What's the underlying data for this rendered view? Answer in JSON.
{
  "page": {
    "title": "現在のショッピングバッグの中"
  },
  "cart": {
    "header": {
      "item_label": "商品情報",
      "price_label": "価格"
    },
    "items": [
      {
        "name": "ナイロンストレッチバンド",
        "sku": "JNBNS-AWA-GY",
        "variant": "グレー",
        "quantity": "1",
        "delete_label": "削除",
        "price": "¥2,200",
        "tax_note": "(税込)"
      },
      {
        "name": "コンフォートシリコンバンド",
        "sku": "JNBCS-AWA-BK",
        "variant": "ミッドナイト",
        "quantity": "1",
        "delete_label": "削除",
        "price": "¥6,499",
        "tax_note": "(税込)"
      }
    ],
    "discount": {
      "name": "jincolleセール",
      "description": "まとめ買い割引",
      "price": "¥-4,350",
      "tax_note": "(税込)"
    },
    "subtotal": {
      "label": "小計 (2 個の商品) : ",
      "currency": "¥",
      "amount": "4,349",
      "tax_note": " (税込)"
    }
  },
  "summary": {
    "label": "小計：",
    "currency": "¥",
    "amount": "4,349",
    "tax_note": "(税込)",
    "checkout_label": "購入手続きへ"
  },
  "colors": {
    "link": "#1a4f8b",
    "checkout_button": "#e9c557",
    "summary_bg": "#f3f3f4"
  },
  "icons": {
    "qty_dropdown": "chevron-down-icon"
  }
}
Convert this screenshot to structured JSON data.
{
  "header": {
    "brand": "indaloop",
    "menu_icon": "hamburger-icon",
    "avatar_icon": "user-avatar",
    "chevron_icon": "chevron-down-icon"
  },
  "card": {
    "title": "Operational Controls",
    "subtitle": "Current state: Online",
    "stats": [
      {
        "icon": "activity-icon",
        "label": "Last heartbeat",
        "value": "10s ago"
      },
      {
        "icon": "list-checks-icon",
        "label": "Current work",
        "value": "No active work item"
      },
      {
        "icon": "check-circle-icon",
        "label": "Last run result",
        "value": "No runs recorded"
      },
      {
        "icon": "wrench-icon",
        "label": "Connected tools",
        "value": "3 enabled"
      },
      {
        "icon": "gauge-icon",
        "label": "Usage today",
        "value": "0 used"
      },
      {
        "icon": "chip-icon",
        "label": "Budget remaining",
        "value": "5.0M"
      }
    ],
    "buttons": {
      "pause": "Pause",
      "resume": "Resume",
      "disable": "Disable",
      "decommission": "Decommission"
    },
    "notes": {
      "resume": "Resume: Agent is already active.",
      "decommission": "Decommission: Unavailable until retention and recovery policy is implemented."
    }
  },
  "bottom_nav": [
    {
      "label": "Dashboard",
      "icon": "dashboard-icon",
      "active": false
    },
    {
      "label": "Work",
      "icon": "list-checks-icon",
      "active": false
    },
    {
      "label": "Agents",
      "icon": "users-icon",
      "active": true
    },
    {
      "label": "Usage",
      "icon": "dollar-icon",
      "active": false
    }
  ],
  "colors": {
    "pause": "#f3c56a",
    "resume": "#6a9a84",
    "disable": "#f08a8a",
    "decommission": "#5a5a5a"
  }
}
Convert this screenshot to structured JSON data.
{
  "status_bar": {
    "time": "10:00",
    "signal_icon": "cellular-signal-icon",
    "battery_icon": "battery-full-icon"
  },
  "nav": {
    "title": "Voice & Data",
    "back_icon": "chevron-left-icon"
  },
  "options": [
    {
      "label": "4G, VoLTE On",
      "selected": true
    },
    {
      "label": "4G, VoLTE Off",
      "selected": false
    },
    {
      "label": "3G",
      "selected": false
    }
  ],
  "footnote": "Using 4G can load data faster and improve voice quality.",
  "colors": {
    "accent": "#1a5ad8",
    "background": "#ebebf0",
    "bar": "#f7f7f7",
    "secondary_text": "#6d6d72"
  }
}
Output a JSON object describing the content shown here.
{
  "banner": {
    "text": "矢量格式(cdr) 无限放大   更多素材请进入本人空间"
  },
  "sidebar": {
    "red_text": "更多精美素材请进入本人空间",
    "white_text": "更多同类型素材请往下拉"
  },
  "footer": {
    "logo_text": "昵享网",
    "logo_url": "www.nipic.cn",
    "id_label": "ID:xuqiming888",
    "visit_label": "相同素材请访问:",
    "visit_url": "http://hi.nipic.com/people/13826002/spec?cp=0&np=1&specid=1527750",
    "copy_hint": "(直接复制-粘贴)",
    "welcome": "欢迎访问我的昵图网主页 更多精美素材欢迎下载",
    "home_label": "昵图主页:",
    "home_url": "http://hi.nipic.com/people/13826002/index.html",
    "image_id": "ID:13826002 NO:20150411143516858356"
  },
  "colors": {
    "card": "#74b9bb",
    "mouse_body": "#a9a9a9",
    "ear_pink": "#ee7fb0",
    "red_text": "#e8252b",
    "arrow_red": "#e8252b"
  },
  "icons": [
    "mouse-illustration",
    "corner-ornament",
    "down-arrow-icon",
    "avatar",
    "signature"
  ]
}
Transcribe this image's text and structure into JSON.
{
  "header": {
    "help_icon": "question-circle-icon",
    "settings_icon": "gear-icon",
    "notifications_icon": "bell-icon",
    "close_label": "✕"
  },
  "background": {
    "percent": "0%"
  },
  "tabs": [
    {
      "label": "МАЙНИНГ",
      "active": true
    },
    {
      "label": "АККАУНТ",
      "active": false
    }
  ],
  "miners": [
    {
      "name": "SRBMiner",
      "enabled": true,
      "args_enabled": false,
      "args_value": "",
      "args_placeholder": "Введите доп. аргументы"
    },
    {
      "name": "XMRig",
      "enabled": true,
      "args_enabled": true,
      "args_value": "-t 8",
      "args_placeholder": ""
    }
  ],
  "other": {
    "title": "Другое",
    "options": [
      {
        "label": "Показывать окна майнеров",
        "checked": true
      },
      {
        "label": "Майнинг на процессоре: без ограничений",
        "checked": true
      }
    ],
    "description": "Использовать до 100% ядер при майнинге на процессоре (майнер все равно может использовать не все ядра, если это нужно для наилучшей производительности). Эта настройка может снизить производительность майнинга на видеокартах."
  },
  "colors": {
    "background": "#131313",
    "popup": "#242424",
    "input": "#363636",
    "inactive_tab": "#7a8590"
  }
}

════════

> _Work instructions_
Return each entry from above without altering a single character.

> _The response_
What's the underlying data for this rendered view? Answer in JSON.
{
  "page": {
    "title": "現在のショッピングバッグの中"
  },
  "cart": {
    "header": {
      "item_label": "商品情報",
      "price_label": "価格"
    },
    "items": [
      {
        "name": "ナイロンストレッチバンド",
        "sku": "JNBNS-AWA-GY",
        "variant": "グレー",
        "quantity": "1",
        "delete_label": "削除",
        "price": "¥2,200",
        "tax_note": "(税込)"
      },
      {
        "name": "コンフォートシリコンバンド",
        "sku": "JNBCS-AWA-BK",
        "variant": "ミッドナイト",
        "quantity": "1",
        "delete_label": "削除",
        "price": "¥6,499",
        "tax_note": "(税込)"
      }
    ],
    "discount": {
      "name": "jincolleセール",
      "description": "まとめ買い割引",
      "price": "¥-4,350",
      "tax_note": "(税込)"
    },
    "subtotal": {
      "label": "小計 (2 個の商品) : ",
      "currency": "¥",
      "amount": "4,349",
      "tax_note": " (税込)"
    }
  },
  "summary": {
    "label": "小計：",
    "currency": "¥",
    "amount": "4,349",
    "tax_note": "(税込)",
    "checkout_label": "購入手続きへ"
  },
  "colors": {
    "link": "#1a4f8b",
    "checkout_button": "#e9c557",
    "summary_bg": "#f3f3f4"
  },
  "icons": {
    "qty_dropdown": "chevron-down-icon"
  }
}
Convert this screenshot to structured JSON data.
{
  "header": {
    "brand": "indaloop",
    "menu_icon": "hamburger-icon",
    "avatar_icon": "user-avatar",
    "chevron_icon": "chevron-down-icon"
  },
  "card": {
    "title": "Operational Controls",
    "subtitle": "Current state: Online",
    "stats": [
      {
        "icon": "activity-icon",
        "label": "Last heartbeat",
        "value": "10s ago"
      },
      {
        "icon": "list-checks-icon",
        "label": "Current work",
        "value": "No active work item"
      },
      {
        "icon": "check-circle-icon",
        "label": "Last run result",
        "value": "No runs recorded"
      },
      {
        "icon": "wrench-icon",
        "label": "Connected tools",
        "value": "3 enabled"
      },
      {
        "icon": "gauge-icon",
        "label": "Usage today",
        "value": "0 used"
      },
      {
        "icon": "chip-icon",
        "label": "Budget remaining",
        "value": "5.0M"
      }
    ],
    "buttons": {
      "pause": "Pause",
      "resume": "Resume",
      "disable": "Disable",
      "decommission": "Decommission"
    },
    "notes": {
      "resume": "Resume: Agent is already active.",
      "decommission": "Decommission: Unavailable until retention and recovery policy is implemented."
    }
  },
  "bottom_nav": [
    {
      "label": "Dashboard",
      "icon": "dashboard-icon",
      "active": false
    },
    {
      "label": "Work",
      "icon": "list-checks-icon",
      "active": false
    },
    {
      "label": "Agents",
      "icon": "users-icon",
      "active": true
    },
    {
      "label": "Usage",
      "icon": "dollar-icon",
      "active": false
    }
  ],
  "colors": {
    "pause": "#f3c56a",
    "resume": "#6a9a84",
    "disable": "#f08a8a",
    "decommission": "#5a5a5a"
  }
}
Convert this screenshot to structured JSON data.
{
  "status_bar": {
    "time": "10:00",
    "signal_icon": "cellular-signal-icon",
    "battery_icon": "battery-full-icon"
  },
  "nav": {
    "title": "Voice & Data",
    "back_icon": "chevron-left-icon"
  },
  "options": [
    {
      "label": "4G, VoLTE On",
      "selected": true
    },
    {
      "label": "4G, VoLTE Off",
      "selected": false
    },
    {
      "label": "3G",
      "selected": false
    }
  ],
  "footnote": "Using 4G can load data faster and improve voice quality.",
  "colors": {
    "accent": "#1a5ad8",
    "background": "#ebebf0",
    "bar": "#f7f7f7",
    "secondary_text": "#6d6d72"
  }
}
Output a JSON object describing the content shown here.
{
  "banner": {
    "text": "矢量格式(cdr) 无限放大   更多素材请进入本人空间"
  },
  "sidebar": {
    "red_text": "更多精美素材请进入本人空间",
    "white_text": "更多同类型素材请往下拉"
  },
  "footer": {
    "logo_text": "昵享网",
    "logo_url": "www.nipic.cn",
    "id_label": "ID:xuqiming888",
    "visit_label": "相同素材请访问:",
    "visit_url": "http://hi.nipic.com/people/13826002/spec?cp=0&np=1&specid=1527750",
    "copy_hint": "(直接复制-粘贴)",
    "welcome": "欢迎访问我的昵图网主页 更多精美素材欢迎下载",
    "home_label": "昵图主页:",
    "home_url": "http://hi.nipic.com/people/13826002/index.html",
    "image_id": "ID:13826002 NO:20150411143516858356"
  },
  "colors": {
    "card": "#74b9bb",
    "mouse_body": "#a9a9a9",
    "ear_pink": "#ee7fb0",
    "red_text": "#e8252b",
    "arrow_red": "#e8252b"
  },
  "icons": [
    "mouse-illustration",
    "corner-ornament",
    "down-arrow-icon",
    "avatar",
    "signature"
  ]
}
Transcribe this image's text and structure into JSON.
{
  "header": {
    "help_icon": "question-circle-icon",
    "settings_icon": "gear-icon",
    "notifications_icon": "bell-icon",
    "close_label": "✕"
  },
  "background": {
    "percent": "0%"
  },
  "tabs": [
    {
      "label": "МАЙНИНГ",
      "active": true
    },
    {
      "label": "АККАУНТ",
      "active": false
    }
  ],
  "miners": [
    {
      "name": "SRBMiner",
      "enabled": true,
      "args_enabled": false,
      "args_value": "",
      "args_placeholder": "Введите доп. аргументы"
    },
    {
      "name": "XMRig",
      "enabled": true,
      "args_enabled": true,
      "args_value": "-t 8",
      "args_placeholder": ""
    }
  ],
  "other": {
    "title": "Другое",
    "options": [
      {
        "label": "Показывать окна майнеров",
        "checked": true
      },
      {
        "label": "Майнинг на процессоре: без ограничений",
        "checked": true
      }
    ],
    "description": "Использовать до 100% ядер при майнинге на процессоре (майнер все равно может использовать не все ядра, если это нужно для наилучшей производительности). Эта настройка может снизить производительность майнинга на видеокартах."
  },
  "colors": {
    "background": "#131313",
    "popup": "#242424",
    "input": "#363636",
    "inactive_tab": "#7a8590"
  }
}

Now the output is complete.